• [DIRECTIONS FOR THIS TASK]
Go through the entries below and retype them exactly, omitting each picture.
** BEGIN **
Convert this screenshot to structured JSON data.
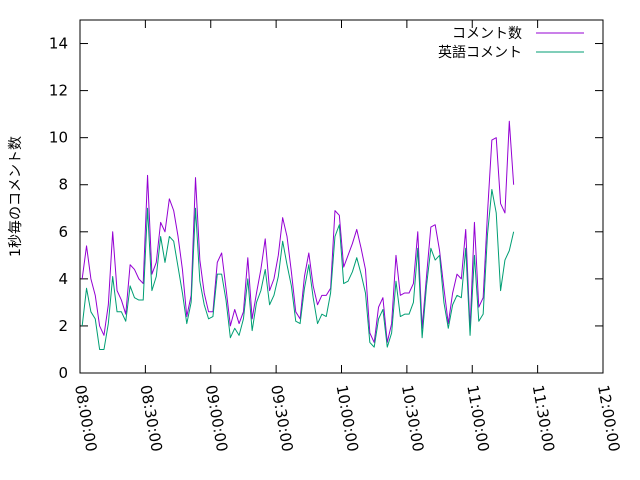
{
  "chart_data": {
    "type": "line",
    "title": "",
    "xlabel": "",
    "ylabel": "1秒毎のコメント数",
    "ylim": [
      0,
      15
    ],
    "yticks": [
      "0",
      "2",
      "4",
      "6",
      "8",
      "10",
      "12",
      "14"
    ],
    "xticks": [
      "08:00:00",
      "08:30:00",
      "09:00:00",
      "09:30:00",
      "10:00:00",
      "10:30:00",
      "11:00:00",
      "11:30:00",
      "12:00:00"
    ],
    "xlim_minutes": [
      0,
      240
    ],
    "x_step_minutes": 2,
    "x_start_minutes": 1,
    "legend_position": "top-right",
    "grid": false,
    "series": [
      {
        "name": "コメント数",
        "color": "#9400d3",
        "values": [
          4.0,
          5.4,
          4.0,
          3.3,
          2.0,
          1.6,
          2.9,
          6.0,
          3.5,
          3.1,
          2.5,
          4.6,
          4.4,
          4.0,
          3.8,
          8.4,
          4.2,
          4.7,
          6.4,
          6.0,
          7.4,
          6.9,
          5.8,
          4.4,
          2.4,
          3.3,
          8.3,
          4.8,
          3.4,
          2.6,
          2.6,
          4.7,
          5.1,
          3.6,
          2.0,
          2.7,
          2.1,
          2.6,
          4.9,
          2.3,
          3.4,
          4.4,
          5.7,
          3.5,
          4.0,
          5.0,
          6.6,
          5.8,
          4.3,
          2.6,
          2.3,
          4.1,
          5.1,
          3.7,
          2.9,
          3.3,
          3.3,
          3.6,
          6.9,
          6.7,
          4.5,
          5.0,
          5.5,
          6.1,
          5.3,
          4.4,
          1.7,
          1.3,
          2.8,
          3.2,
          1.3,
          2.1,
          5.0,
          3.3,
          3.4,
          3.4,
          3.8,
          6.0,
          1.9,
          4.1,
          6.2,
          6.3,
          5.2,
          3.6,
          2.1,
          3.4,
          4.2,
          4.0,
          6.1,
          1.9,
          6.4,
          2.8,
          3.2,
          6.8,
          9.9,
          10.0,
          7.2,
          6.8,
          10.7,
          8.0
        ]
      },
      {
        "name": "英語コメント",
        "color": "#009e73",
        "values": [
          2.0,
          3.6,
          2.6,
          2.3,
          1.0,
          1.0,
          2.1,
          4.1,
          2.6,
          2.6,
          2.2,
          3.7,
          3.2,
          3.1,
          3.1,
          7.0,
          3.5,
          4.1,
          5.8,
          4.7,
          5.8,
          5.6,
          4.5,
          3.4,
          2.1,
          3.0,
          7.0,
          3.9,
          2.9,
          2.3,
          2.4,
          4.2,
          4.2,
          3.1,
          1.5,
          1.9,
          1.6,
          2.3,
          4.0,
          1.8,
          3.0,
          3.5,
          4.4,
          2.9,
          3.3,
          4.1,
          5.6,
          4.6,
          3.7,
          2.2,
          2.1,
          3.6,
          4.6,
          3.2,
          2.1,
          2.5,
          2.4,
          3.4,
          5.8,
          6.3,
          3.8,
          3.9,
          4.3,
          4.9,
          4.2,
          3.4,
          1.3,
          1.1,
          2.3,
          2.7,
          1.1,
          1.7,
          3.9,
          2.4,
          2.5,
          2.5,
          3.0,
          5.3,
          1.5,
          3.7,
          5.3,
          4.8,
          5.0,
          3.0,
          1.9,
          2.9,
          3.3,
          3.2,
          5.3,
          1.6,
          5.0,
          2.2,
          2.5,
          5.9,
          7.8,
          6.8,
          3.5,
          4.8,
          5.2,
          6.0
        ]
      }
    ]
  }
}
** END **
• [OUTPUT]
Convert this screenshot to structured JSON data.
{
  "chart_data": {
    "type": "line",
    "title": "",
    "xlabel": "",
    "ylabel": "1秒毎のコメント数",
    "ylim": [
      0,
      15
    ],
    "yticks": [
      "0",
      "2",
      "4",
      "6",
      "8",
      "10",
      "12",
      "14"
    ],
    "xticks": [
      "08:00:00",
      "08:30:00",
      "09:00:00",
      "09:30:00",
      "10:00:00",
      "10:30:00",
      "11:00:00",
      "11:30:00",
      "12:00:00"
    ],
    "xlim_minutes": [
      0,
      240
    ],
    "x_step_minutes": 2,
    "x_start_minutes": 1,
    "legend_position": "top-right",
    "grid": false,
    "series": [
      {
        "name": "コメント数",
        "color": "#9400d3",
        "values": [
          4.0,
          5.4,
          4.0,
          3.3,
          2.0,
          1.6,
          2.9,
          6.0,
          3.5,
          3.1,
          2.5,
          4.6,
          4.4,
          4.0,
          3.8,
          8.4,
          4.2,
          4.7,
          6.4,
          6.0,
          7.4,
          6.9,
          5.8,
          4.4,
          2.4,
          3.3,
          8.3,
          4.8,
          3.4,
          2.6,
          2.6,
          4.7,
          5.1,
          3.6,
          2.0,
          2.7,
          2.1,
          2.6,
          4.9,
          2.3,
          3.4,
          4.4,
          5.7,
          3.5,
          4.0,
          5.0,
          6.6,
          5.8,
          4.3,
          2.6,
          2.3,
          4.1,
          5.1,
          3.7,
          2.9,
          3.3,
          3.3,
          3.6,
          6.9,
          6.7,
          4.5,
          5.0,
          5.5,
          6.1,
          5.3,
          4.4,
          1.7,
          1.3,
          2.8,
          3.2,
          1.3,
          2.1,
          5.0,
          3.3,
          3.4,
          3.4,
          3.8,
          6.0,
          1.9,
          4.1,
          6.2,
          6.3,
          5.2,
          3.6,
          2.1,
          3.4,
          4.2,
          4.0,
          6.1,
          1.9,
          6.4,
          2.8,
          3.2,
          6.8,
          9.9,
          10.0,
          7.2,
          6.8,
          10.7,
          8.0
        ]
      },
      {
        "name": "英語コメント",
        "color": "#009e73",
        "values": [
          2.0,
          3.6,
          2.6,
          2.3,
          1.0,
          1.0,
          2.1,
          4.1,
          2.6,
          2.6,
          2.2,
          3.7,
          3.2,
          3.1,
          3.1,
          7.0,
          3.5,
          4.1,
          5.8,
          4.7,
          5.8,
          5.6,
          4.5,
          3.4,
          2.1,
          3.0,
          7.0,
          3.9,
          2.9,
          2.3,
          2.4,
          4.2,
          4.2,
          3.1,
          1.5,
          1.9,
          1.6,
          2.3,
          4.0,
          1.8,
          3.0,
          3.5,
          4.4,
          2.9,
          3.3,
          4.1,
          5.6,
          4.6,
          3.7,
          2.2,
          2.1,
          3.6,
          4.6,
          3.2,
          2.1,
          2.5,
          2.4,
          3.4,
          5.8,
          6.3,
          3.8,
          3.9,
          4.3,
          4.9,
          4.2,
          3.4,
          1.3,
          1.1,
          2.3,
          2.7,
          1.1,
          1.7,
          3.9,
          2.4,
          2.5,
          2.5,
          3.0,
          5.3,
          1.5,
          3.7,
          5.3,
          4.8,
          5.0,
          3.0,
          1.9,
          2.9,
          3.3,
          3.2,
          5.3,
          1.6,
          5.0,
          2.2,
          2.5,
          5.9,
          7.8,
          6.8,
          3.5,
          4.8,
          5.2,
          6.0
        ]
      }
    ]
  }
}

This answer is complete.